[Data items]

__________________________________________________

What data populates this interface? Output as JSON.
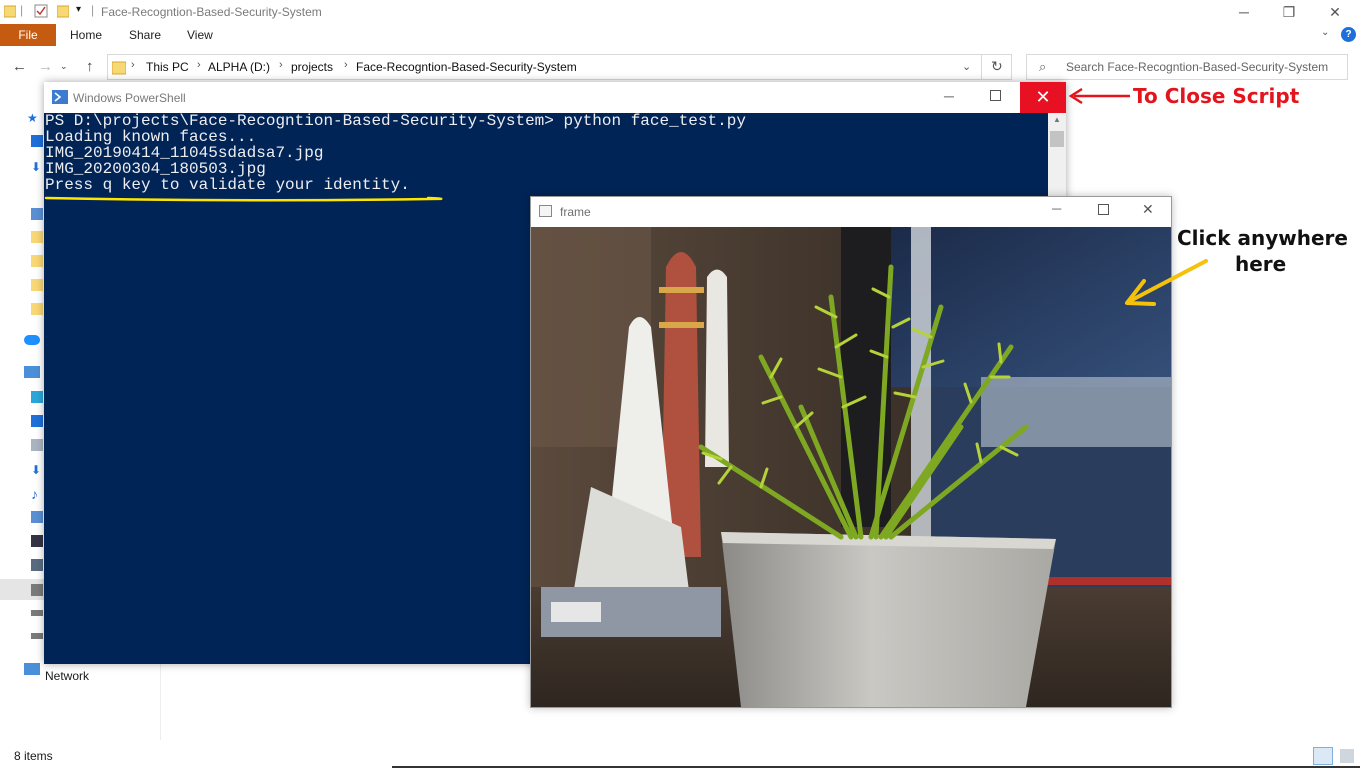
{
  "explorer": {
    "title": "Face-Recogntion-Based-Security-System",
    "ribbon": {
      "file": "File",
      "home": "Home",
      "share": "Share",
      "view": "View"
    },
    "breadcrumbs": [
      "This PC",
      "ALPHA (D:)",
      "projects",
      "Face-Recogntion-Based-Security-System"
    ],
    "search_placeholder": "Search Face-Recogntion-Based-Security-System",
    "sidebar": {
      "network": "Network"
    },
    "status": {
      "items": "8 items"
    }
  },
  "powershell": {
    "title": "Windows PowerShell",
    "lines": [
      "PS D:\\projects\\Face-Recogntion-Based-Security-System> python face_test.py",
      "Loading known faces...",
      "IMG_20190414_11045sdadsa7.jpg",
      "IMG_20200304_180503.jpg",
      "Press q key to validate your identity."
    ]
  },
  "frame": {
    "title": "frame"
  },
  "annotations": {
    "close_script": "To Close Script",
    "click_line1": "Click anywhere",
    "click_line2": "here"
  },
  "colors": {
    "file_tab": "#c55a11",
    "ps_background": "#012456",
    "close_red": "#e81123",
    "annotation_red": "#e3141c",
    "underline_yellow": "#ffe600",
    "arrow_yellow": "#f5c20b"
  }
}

__________________________________________________

--- STATED GOAL ---
Filter the records for lines holding the string "Security". Copy each one.

--- FINISHED TASK ---
    "title": "Face-Recogntion-Based-Security-System",
      "Face-Recogntion-Based-Security-System"
    "search_placeholder": "Search Face-Recogntion-Based-Security-System",
      "PS D:\\projects\\Face-Recogntion-Based-Security-System> python face_test.py",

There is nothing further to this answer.